━━━ Records provided

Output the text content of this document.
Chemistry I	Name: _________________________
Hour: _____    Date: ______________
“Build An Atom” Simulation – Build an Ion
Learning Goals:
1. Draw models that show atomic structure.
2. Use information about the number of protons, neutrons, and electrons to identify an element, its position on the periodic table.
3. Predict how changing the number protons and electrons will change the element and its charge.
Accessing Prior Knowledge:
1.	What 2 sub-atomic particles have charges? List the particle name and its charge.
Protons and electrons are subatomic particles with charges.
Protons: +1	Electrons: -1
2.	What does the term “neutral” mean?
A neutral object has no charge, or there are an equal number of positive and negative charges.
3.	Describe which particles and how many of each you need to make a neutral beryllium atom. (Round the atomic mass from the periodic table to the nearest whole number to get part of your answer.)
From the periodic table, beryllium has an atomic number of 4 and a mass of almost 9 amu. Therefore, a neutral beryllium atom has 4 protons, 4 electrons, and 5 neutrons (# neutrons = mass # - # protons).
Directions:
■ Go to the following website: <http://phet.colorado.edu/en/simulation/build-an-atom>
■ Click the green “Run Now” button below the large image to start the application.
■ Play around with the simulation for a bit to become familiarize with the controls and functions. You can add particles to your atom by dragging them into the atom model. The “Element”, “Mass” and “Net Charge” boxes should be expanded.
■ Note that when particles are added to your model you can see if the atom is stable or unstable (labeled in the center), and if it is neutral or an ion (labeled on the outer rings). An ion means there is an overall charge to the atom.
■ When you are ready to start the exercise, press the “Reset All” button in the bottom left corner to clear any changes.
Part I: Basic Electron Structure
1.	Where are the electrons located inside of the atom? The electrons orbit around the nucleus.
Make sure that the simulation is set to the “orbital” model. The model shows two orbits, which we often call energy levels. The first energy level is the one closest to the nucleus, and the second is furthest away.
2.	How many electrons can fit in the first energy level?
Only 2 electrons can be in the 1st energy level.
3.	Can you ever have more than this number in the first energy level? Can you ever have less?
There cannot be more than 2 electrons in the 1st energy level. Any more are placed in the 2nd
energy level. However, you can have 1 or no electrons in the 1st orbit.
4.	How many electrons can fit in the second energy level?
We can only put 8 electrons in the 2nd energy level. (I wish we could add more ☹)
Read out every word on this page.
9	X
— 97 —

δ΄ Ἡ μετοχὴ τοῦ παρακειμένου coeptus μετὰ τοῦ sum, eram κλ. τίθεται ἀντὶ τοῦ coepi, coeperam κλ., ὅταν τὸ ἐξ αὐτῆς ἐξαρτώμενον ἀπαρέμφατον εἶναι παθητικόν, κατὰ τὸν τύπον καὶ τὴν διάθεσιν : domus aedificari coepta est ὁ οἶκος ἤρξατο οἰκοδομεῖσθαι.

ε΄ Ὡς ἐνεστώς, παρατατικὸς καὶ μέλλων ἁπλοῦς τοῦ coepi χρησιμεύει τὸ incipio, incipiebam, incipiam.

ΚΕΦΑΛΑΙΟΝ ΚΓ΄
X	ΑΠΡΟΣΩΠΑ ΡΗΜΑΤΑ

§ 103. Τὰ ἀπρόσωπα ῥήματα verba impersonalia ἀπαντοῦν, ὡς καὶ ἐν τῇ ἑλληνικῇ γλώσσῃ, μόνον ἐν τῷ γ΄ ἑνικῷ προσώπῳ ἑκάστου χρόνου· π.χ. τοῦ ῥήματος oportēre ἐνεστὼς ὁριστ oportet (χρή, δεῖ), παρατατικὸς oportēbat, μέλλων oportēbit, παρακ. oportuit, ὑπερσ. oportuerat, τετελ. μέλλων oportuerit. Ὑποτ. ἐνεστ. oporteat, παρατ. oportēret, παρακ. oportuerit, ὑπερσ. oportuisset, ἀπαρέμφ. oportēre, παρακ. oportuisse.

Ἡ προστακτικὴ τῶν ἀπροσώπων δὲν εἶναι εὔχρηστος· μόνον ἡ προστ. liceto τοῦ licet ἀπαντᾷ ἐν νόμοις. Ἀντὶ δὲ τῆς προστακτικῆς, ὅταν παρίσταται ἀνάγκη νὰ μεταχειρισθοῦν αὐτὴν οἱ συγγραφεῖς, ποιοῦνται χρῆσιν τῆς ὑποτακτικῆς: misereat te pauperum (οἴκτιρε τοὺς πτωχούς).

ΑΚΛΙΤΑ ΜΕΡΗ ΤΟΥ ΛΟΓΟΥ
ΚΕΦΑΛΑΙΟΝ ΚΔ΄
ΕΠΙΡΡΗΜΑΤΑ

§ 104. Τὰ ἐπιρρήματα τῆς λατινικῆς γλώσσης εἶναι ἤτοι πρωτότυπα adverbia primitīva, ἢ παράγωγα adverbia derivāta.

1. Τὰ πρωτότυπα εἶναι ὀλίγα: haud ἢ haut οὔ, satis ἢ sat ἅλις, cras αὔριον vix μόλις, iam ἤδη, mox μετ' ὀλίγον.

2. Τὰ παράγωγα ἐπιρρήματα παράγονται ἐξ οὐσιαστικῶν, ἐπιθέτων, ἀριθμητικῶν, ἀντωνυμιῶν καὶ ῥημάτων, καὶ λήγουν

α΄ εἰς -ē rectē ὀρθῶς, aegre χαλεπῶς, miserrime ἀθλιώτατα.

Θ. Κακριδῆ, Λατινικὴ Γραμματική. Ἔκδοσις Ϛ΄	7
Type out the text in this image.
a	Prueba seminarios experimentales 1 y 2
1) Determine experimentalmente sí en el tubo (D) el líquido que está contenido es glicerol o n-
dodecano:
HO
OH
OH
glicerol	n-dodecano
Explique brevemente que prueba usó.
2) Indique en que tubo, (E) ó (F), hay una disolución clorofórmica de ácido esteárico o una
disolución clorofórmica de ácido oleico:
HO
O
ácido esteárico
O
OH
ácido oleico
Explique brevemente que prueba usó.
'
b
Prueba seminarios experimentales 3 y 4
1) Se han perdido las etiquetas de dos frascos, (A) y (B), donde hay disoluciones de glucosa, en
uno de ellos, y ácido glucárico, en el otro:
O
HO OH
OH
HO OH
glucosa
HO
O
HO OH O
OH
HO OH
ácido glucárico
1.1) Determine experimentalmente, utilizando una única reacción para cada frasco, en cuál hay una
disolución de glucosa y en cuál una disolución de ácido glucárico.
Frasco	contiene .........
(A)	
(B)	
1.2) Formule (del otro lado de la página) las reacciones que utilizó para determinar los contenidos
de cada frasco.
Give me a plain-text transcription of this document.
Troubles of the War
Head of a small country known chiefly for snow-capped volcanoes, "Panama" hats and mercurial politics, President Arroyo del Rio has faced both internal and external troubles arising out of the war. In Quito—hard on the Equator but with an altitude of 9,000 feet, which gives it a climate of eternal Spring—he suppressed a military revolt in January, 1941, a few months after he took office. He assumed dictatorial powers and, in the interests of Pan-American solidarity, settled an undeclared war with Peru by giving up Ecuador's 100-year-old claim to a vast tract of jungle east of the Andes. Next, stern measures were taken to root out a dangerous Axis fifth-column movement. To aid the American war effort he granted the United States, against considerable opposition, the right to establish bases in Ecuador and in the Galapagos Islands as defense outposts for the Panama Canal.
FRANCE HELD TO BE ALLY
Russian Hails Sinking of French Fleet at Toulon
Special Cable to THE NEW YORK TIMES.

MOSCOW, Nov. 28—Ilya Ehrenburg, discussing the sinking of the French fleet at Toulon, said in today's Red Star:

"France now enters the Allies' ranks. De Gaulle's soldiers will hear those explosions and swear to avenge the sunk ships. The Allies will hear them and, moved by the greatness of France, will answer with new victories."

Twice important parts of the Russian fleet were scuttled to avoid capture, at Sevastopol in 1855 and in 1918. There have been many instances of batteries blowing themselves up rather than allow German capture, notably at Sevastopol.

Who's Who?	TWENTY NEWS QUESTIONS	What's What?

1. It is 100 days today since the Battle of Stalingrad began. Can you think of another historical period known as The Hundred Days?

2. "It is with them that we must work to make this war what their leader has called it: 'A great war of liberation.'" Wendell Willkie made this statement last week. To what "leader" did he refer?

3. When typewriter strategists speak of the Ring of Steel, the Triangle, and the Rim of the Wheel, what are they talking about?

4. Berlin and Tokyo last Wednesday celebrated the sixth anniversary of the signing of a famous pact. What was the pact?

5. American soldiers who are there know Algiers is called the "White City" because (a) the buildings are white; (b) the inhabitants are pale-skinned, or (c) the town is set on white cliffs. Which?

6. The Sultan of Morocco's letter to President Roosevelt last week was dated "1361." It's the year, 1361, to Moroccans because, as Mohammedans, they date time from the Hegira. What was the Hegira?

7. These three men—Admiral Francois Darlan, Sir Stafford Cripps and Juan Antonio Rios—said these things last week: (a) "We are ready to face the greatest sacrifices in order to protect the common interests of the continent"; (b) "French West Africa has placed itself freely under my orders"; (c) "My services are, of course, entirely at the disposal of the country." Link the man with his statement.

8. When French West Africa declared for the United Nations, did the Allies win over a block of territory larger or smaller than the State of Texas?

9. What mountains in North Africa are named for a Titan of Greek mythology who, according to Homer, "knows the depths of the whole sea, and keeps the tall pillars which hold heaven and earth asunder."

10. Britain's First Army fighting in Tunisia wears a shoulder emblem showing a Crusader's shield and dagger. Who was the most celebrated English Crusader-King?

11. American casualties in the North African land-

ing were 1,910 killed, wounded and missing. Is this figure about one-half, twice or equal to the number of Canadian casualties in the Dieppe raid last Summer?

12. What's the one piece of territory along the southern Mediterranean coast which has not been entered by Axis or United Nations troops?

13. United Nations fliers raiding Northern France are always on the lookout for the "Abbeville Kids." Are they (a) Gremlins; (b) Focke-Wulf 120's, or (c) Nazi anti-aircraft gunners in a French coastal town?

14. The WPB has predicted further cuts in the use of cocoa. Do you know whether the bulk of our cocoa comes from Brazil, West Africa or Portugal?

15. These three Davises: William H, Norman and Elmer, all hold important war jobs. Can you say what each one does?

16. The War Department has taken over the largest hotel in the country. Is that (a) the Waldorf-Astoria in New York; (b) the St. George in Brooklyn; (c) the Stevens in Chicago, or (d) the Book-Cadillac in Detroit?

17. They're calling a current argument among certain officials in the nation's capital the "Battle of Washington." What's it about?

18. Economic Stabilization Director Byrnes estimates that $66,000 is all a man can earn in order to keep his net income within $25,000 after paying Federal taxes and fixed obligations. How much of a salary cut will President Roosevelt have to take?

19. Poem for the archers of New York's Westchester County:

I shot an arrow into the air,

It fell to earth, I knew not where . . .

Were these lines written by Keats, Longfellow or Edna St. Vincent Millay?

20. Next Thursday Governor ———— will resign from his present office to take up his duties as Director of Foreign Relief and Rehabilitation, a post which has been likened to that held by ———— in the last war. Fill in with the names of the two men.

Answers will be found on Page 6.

━━━━━━

Stated problem » Copy out the lines in which the string "glucosa" appears.

Answer to the problem »
1) Se han perdido las etiquetas de dos frascos, (A) y (B), donde hay disoluciones de glucosa, en
glucosa
disolución de glucosa y en cuál una disolución de ácido glucárico.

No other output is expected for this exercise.